Extrait:
══════════════════════════════

Du poème à sa mise en musique : l’exemple d’Erlkönig de Schubert

En 1815, Schubert met en musique Erlkönig (Le Roi des Aulnes), ballade d’inspiration folklorique écrite par Goethe en 1782. Dans cette opération, le compositeur se trouve face à une structure poétique complexe qu’il doit intégrer à une structure musicale. Au niveau microstructurel, la dimension qui ressort le plus nettement dans la conjonction du texte et de la ligne de chant est la dimension rythmique. Sur ce plan, le discours verbal comme le discours musical ont leurs principes propres, et toute la difficulté pour le compositeur – puis pour le traducteur – consiste à reproduire dans son langage le schéma accentuel du support préexistant. Tout écart est rendu très audible par la discordance qui s’instaure alors, là où l’auditeur attend justement un rapport de conformité érigé en norme esthétique2.

L’examen d’Erlkönig permet de dégager les moyens mis en œuvre par la plupart des compositeurs pour rester proche de la forme poétique.

Erlkönig

Wer reitet so spät durch Nacht und Wind ?
Es ist der Vater mit seinem Kind ;
Er hat den Knaben wohl in dem Arm,
Er faßt ihn sicher, er hält ihn warm.

[Der Vater]
– Mein Sohn, was birgst du so bang dein Gesicht ? –
[Das Kind]
– Siehst, Vater, du den Erlkönig nicht ?

══════════════════════════════

Données fournies:
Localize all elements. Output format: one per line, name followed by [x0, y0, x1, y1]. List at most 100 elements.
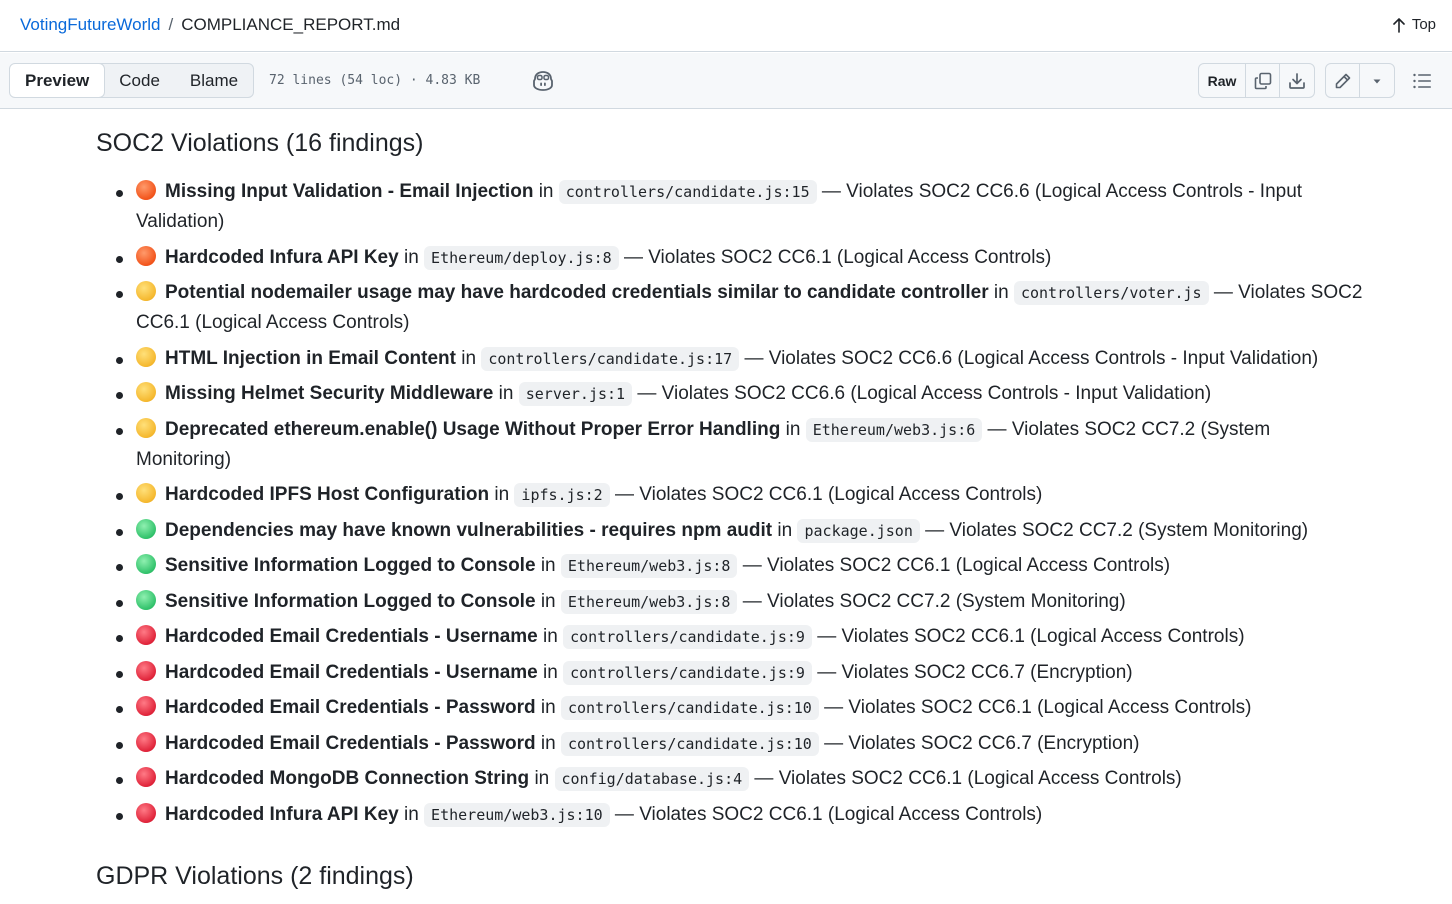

══════════════════════════════

Consignes:
a. Relevez, dans l'extrait sur Erlkönig, le dernier mot de chacun des vers de la première strophe du poème cité.
b. D'après l'extrait sur Erlkönig, en quelle année Goethe a-t-il écrit cette ballade ?
c. Reprenez l'extrait sur Erlkönig après sa dernière ligne et poursuivez-le.
Le matériel fourni n'a aucun lien avec l'extrait.

Réponses:
a. Wind, Kind, Arm, warm

b. Goethe l'a écrite en 1782.

c.
Den Erlenkönig mit Kron’ und Schweif ? –
[Der Vater]
– Mein Sohn, es ist ein Nebelstreif. –

[Erlkönig]
„Du liebes Kind, komm, geh mit mir,
Gar schöne Spiele spiel’ ich mit dir ;
Manch’ Bunte Blumen sind an dem Strand ;
Meine Mutter hat manch’ gülden Gewand.“

[Das Kind]
– Mein Vater, mein Vater, und hörest du nicht,
Was Erlenkönig mir leise verspricht ? –
[Der Vater]
– Sei ruhig, bleibe ruhig, mein Kind ;
In dürren Blättern säuselt der Wind. –

[Erlkönig]
„Willst, feiner Knabe, du mit mir gehn ?
Meine Töchter sollen dich warten schön ;
Meine Töchter führen den nächtlichen Reihn,
Und wiegen und tanzen und singen dich ein,
Sie wiegen und tanzen und singen dich ein.“

[Das Kind]
– Mein Vater, mein Vater, und siehst du nicht dort
Erlkönigs Töchter am düstern Ort ? –
[Der Vater]
– Mein Sohn, mein Sohn, ich seh’ es genau ;
Es scheinen die alten Weiden so grau. –

[Erlkönig]
„Ich liebe dich, mich reizt deine schöne Gestalt ;
Und bist du nicht willig, so brauch’ ich Gewalt.“
[Das Kind]
– Mein Vater, mein Vater, jetzt faßt er mich an !
Erlkönig hat mir ein Leids getan ! –

Dem Vater grauset’s, er reitet geschwind,
Er hält in Armen das ächzende Kind,
Erreicht den Hof mit Müh’ und Not ;
In seinen Armen das Kind war tot3.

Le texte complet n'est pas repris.